Task directions:
Transcribe all of the material exactly. Any picture in it should be left out.

Dataset records:
_ _ _ _

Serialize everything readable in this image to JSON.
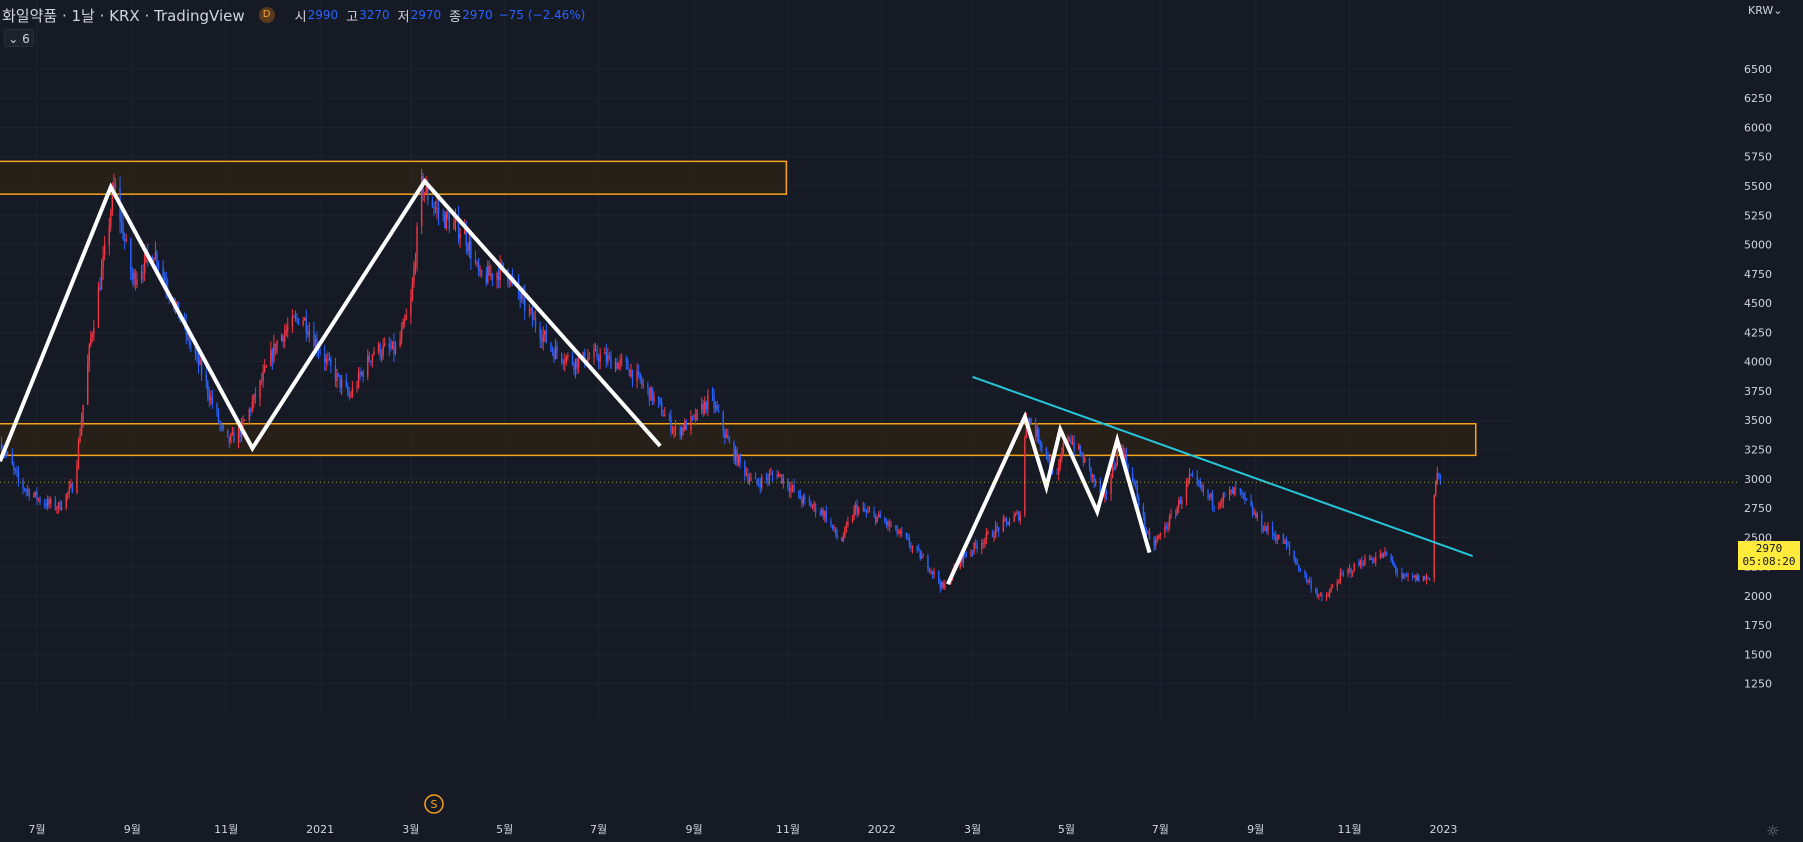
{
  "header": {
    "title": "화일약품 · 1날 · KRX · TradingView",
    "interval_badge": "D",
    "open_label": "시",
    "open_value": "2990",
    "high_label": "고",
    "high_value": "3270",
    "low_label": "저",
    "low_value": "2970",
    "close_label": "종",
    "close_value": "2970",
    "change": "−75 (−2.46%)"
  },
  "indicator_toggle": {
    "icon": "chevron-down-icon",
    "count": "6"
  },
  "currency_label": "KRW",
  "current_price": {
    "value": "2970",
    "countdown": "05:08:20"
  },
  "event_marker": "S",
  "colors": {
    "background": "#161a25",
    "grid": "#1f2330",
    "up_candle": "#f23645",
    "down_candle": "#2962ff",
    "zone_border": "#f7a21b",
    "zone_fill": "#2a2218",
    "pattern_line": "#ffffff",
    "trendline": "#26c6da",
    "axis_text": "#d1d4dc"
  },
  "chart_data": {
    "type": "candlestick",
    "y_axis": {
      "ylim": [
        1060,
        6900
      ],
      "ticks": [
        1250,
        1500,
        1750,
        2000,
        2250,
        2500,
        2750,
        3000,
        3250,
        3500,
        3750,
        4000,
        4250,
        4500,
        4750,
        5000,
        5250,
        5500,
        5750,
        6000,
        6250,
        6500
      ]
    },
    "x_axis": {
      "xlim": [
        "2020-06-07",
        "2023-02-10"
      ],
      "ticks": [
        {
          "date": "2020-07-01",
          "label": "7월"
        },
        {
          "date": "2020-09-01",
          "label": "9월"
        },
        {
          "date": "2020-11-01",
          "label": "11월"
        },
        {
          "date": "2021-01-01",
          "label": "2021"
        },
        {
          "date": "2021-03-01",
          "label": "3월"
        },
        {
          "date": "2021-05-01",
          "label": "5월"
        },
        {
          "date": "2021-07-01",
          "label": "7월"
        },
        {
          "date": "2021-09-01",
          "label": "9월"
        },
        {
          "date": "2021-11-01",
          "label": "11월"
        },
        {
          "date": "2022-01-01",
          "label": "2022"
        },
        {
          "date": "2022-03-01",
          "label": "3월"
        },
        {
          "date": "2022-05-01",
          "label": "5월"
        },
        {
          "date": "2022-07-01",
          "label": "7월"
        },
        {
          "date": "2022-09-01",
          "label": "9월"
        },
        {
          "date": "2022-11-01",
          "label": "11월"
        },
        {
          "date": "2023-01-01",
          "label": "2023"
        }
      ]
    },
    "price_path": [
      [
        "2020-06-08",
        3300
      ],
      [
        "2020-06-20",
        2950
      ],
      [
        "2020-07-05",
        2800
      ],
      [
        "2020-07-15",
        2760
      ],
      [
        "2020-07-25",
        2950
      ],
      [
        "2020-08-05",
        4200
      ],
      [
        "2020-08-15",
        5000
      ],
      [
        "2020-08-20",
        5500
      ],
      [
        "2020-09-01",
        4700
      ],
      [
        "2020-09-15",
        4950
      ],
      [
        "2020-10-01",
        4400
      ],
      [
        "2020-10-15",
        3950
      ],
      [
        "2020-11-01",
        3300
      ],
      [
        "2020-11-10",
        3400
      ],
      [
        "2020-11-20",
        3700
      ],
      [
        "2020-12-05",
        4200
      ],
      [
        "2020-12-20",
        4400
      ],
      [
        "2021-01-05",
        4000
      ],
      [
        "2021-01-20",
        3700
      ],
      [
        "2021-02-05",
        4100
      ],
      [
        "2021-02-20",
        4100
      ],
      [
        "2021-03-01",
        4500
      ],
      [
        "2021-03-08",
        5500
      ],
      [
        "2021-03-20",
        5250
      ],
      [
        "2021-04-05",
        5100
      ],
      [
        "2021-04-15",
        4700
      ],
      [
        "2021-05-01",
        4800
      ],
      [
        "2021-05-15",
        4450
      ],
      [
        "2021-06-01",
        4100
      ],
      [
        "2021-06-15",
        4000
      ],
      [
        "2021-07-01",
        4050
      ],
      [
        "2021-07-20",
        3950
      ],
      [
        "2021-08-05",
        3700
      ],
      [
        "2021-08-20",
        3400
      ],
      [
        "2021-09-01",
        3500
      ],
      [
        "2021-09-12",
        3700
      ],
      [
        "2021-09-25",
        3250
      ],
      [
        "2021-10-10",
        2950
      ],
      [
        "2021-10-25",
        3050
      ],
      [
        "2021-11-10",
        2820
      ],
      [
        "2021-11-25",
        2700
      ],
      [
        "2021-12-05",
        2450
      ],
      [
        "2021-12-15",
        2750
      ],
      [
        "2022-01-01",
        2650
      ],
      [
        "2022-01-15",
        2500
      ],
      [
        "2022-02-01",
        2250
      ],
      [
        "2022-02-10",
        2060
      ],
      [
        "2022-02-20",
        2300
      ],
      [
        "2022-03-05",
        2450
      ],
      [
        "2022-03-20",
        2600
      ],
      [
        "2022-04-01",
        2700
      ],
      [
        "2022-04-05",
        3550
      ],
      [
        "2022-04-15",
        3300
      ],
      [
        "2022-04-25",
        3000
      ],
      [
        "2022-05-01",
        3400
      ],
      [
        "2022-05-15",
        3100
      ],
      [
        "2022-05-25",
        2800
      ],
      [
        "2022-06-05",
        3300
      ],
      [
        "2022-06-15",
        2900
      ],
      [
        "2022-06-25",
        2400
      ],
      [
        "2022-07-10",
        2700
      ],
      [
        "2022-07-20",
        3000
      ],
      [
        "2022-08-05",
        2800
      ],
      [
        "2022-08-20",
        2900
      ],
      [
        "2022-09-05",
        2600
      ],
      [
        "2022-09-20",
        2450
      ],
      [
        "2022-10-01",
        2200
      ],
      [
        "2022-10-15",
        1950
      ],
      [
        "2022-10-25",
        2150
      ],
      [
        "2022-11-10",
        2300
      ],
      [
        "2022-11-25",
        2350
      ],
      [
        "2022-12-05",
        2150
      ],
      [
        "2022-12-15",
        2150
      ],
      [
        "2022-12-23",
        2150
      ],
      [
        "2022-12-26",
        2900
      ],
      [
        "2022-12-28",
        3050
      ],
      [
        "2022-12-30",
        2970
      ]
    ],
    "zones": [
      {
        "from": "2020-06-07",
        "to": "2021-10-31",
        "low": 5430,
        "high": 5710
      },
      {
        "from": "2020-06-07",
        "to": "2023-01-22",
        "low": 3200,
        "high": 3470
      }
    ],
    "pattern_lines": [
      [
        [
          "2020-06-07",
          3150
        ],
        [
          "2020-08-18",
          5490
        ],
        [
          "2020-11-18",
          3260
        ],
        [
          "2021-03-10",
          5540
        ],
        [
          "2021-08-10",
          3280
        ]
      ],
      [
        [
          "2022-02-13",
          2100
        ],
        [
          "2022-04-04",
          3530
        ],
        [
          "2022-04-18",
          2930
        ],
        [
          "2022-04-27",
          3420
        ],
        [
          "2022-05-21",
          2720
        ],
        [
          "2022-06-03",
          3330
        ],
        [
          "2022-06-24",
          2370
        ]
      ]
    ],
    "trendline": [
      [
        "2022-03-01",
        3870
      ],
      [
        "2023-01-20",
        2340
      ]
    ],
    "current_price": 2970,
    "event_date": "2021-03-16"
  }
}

_ _ _ _

Task output:
Serialize everything readable in this image to JSON.
{
  "header": {
    "title": "화일약품 · 1날 · KRX · TradingView",
    "interval_badge": "D",
    "open_label": "시",
    "open_value": "2990",
    "high_label": "고",
    "high_value": "3270",
    "low_label": "저",
    "low_value": "2970",
    "close_label": "종",
    "close_value": "2970",
    "change": "−75 (−2.46%)"
  },
  "indicator_toggle": {
    "icon": "chevron-down-icon",
    "count": "6"
  },
  "currency_label": "KRW",
  "current_price": {
    "value": "2970",
    "countdown": "05:08:20"
  },
  "event_marker": "S",
  "colors": {
    "background": "#161a25",
    "grid": "#1f2330",
    "up_candle": "#f23645",
    "down_candle": "#2962ff",
    "zone_border": "#f7a21b",
    "zone_fill": "#2a2218",
    "pattern_line": "#ffffff",
    "trendline": "#26c6da",
    "axis_text": "#d1d4dc"
  },
  "chart_data": {
    "type": "candlestick",
    "y_axis": {
      "ylim": [
        1060,
        6900
      ],
      "ticks": [
        1250,
        1500,
        1750,
        2000,
        2250,
        2500,
        2750,
        3000,
        3250,
        3500,
        3750,
        4000,
        4250,
        4500,
        4750,
        5000,
        5250,
        5500,
        5750,
        6000,
        6250,
        6500
      ]
    },
    "x_axis": {
      "xlim": [
        "2020-06-07",
        "2023-02-10"
      ],
      "ticks": [
        {
          "date": "2020-07-01",
          "label": "7월"
        },
        {
          "date": "2020-09-01",
          "label": "9월"
        },
        {
          "date": "2020-11-01",
          "label": "11월"
        },
        {
          "date": "2021-01-01",
          "label": "2021"
        },
        {
          "date": "2021-03-01",
          "label": "3월"
        },
        {
          "date": "2021-05-01",
          "label": "5월"
        },
        {
          "date": "2021-07-01",
          "label": "7월"
        },
        {
          "date": "2021-09-01",
          "label": "9월"
        },
        {
          "date": "2021-11-01",
          "label": "11월"
        },
        {
          "date": "2022-01-01",
          "label": "2022"
        },
        {
          "date": "2022-03-01",
          "label": "3월"
        },
        {
          "date": "2022-05-01",
          "label": "5월"
        },
        {
          "date": "2022-07-01",
          "label": "7월"
        },
        {
          "date": "2022-09-01",
          "label": "9월"
        },
        {
          "date": "2022-11-01",
          "label": "11월"
        },
        {
          "date": "2023-01-01",
          "label": "2023"
        }
      ]
    },
    "price_path": [
      [
        "2020-06-08",
        3300
      ],
      [
        "2020-06-20",
        2950
      ],
      [
        "2020-07-05",
        2800
      ],
      [
        "2020-07-15",
        2760
      ],
      [
        "2020-07-25",
        2950
      ],
      [
        "2020-08-05",
        4200
      ],
      [
        "2020-08-15",
        5000
      ],
      [
        "2020-08-20",
        5500
      ],
      [
        "2020-09-01",
        4700
      ],
      [
        "2020-09-15",
        4950
      ],
      [
        "2020-10-01",
        4400
      ],
      [
        "2020-10-15",
        3950
      ],
      [
        "2020-11-01",
        3300
      ],
      [
        "2020-11-10",
        3400
      ],
      [
        "2020-11-20",
        3700
      ],
      [
        "2020-12-05",
        4200
      ],
      [
        "2020-12-20",
        4400
      ],
      [
        "2021-01-05",
        4000
      ],
      [
        "2021-01-20",
        3700
      ],
      [
        "2021-02-05",
        4100
      ],
      [
        "2021-02-20",
        4100
      ],
      [
        "2021-03-01",
        4500
      ],
      [
        "2021-03-08",
        5500
      ],
      [
        "2021-03-20",
        5250
      ],
      [
        "2021-04-05",
        5100
      ],
      [
        "2021-04-15",
        4700
      ],
      [
        "2021-05-01",
        4800
      ],
      [
        "2021-05-15",
        4450
      ],
      [
        "2021-06-01",
        4100
      ],
      [
        "2021-06-15",
        4000
      ],
      [
        "2021-07-01",
        4050
      ],
      [
        "2021-07-20",
        3950
      ],
      [
        "2021-08-05",
        3700
      ],
      [
        "2021-08-20",
        3400
      ],
      [
        "2021-09-01",
        3500
      ],
      [
        "2021-09-12",
        3700
      ],
      [
        "2021-09-25",
        3250
      ],
      [
        "2021-10-10",
        2950
      ],
      [
        "2021-10-25",
        3050
      ],
      [
        "2021-11-10",
        2820
      ],
      [
        "2021-11-25",
        2700
      ],
      [
        "2021-12-05",
        2450
      ],
      [
        "2021-12-15",
        2750
      ],
      [
        "2022-01-01",
        2650
      ],
      [
        "2022-01-15",
        2500
      ],
      [
        "2022-02-01",
        2250
      ],
      [
        "2022-02-10",
        2060
      ],
      [
        "2022-02-20",
        2300
      ],
      [
        "2022-03-05",
        2450
      ],
      [
        "2022-03-20",
        2600
      ],
      [
        "2022-04-01",
        2700
      ],
      [
        "2022-04-05",
        3550
      ],
      [
        "2022-04-15",
        3300
      ],
      [
        "2022-04-25",
        3000
      ],
      [
        "2022-05-01",
        3400
      ],
      [
        "2022-05-15",
        3100
      ],
      [
        "2022-05-25",
        2800
      ],
      [
        "2022-06-05",
        3300
      ],
      [
        "2022-06-15",
        2900
      ],
      [
        "2022-06-25",
        2400
      ],
      [
        "2022-07-10",
        2700
      ],
      [
        "2022-07-20",
        3000
      ],
      [
        "2022-08-05",
        2800
      ],
      [
        "2022-08-20",
        2900
      ],
      [
        "2022-09-05",
        2600
      ],
      [
        "2022-09-20",
        2450
      ],
      [
        "2022-10-01",
        2200
      ],
      [
        "2022-10-15",
        1950
      ],
      [
        "2022-10-25",
        2150
      ],
      [
        "2022-11-10",
        2300
      ],
      [
        "2022-11-25",
        2350
      ],
      [
        "2022-12-05",
        2150
      ],
      [
        "2022-12-15",
        2150
      ],
      [
        "2022-12-23",
        2150
      ],
      [
        "2022-12-26",
        2900
      ],
      [
        "2022-12-28",
        3050
      ],
      [
        "2022-12-30",
        2970
      ]
    ],
    "zones": [
      {
        "from": "2020-06-07",
        "to": "2021-10-31",
        "low": 5430,
        "high": 5710
      },
      {
        "from": "2020-06-07",
        "to": "2023-01-22",
        "low": 3200,
        "high": 3470
      }
    ],
    "pattern_lines": [
      [
        [
          "2020-06-07",
          3150
        ],
        [
          "2020-08-18",
          5490
        ],
        [
          "2020-11-18",
          3260
        ],
        [
          "2021-03-10",
          5540
        ],
        [
          "2021-08-10",
          3280
        ]
      ],
      [
        [
          "2022-02-13",
          2100
        ],
        [
          "2022-04-04",
          3530
        ],
        [
          "2022-04-18",
          2930
        ],
        [
          "2022-04-27",
          3420
        ],
        [
          "2022-05-21",
          2720
        ],
        [
          "2022-06-03",
          3330
        ],
        [
          "2022-06-24",
          2370
        ]
      ]
    ],
    "trendline": [
      [
        "2022-03-01",
        3870
      ],
      [
        "2023-01-20",
        2340
      ]
    ],
    "current_price": 2970,
    "event_date": "2021-03-16"
  }
}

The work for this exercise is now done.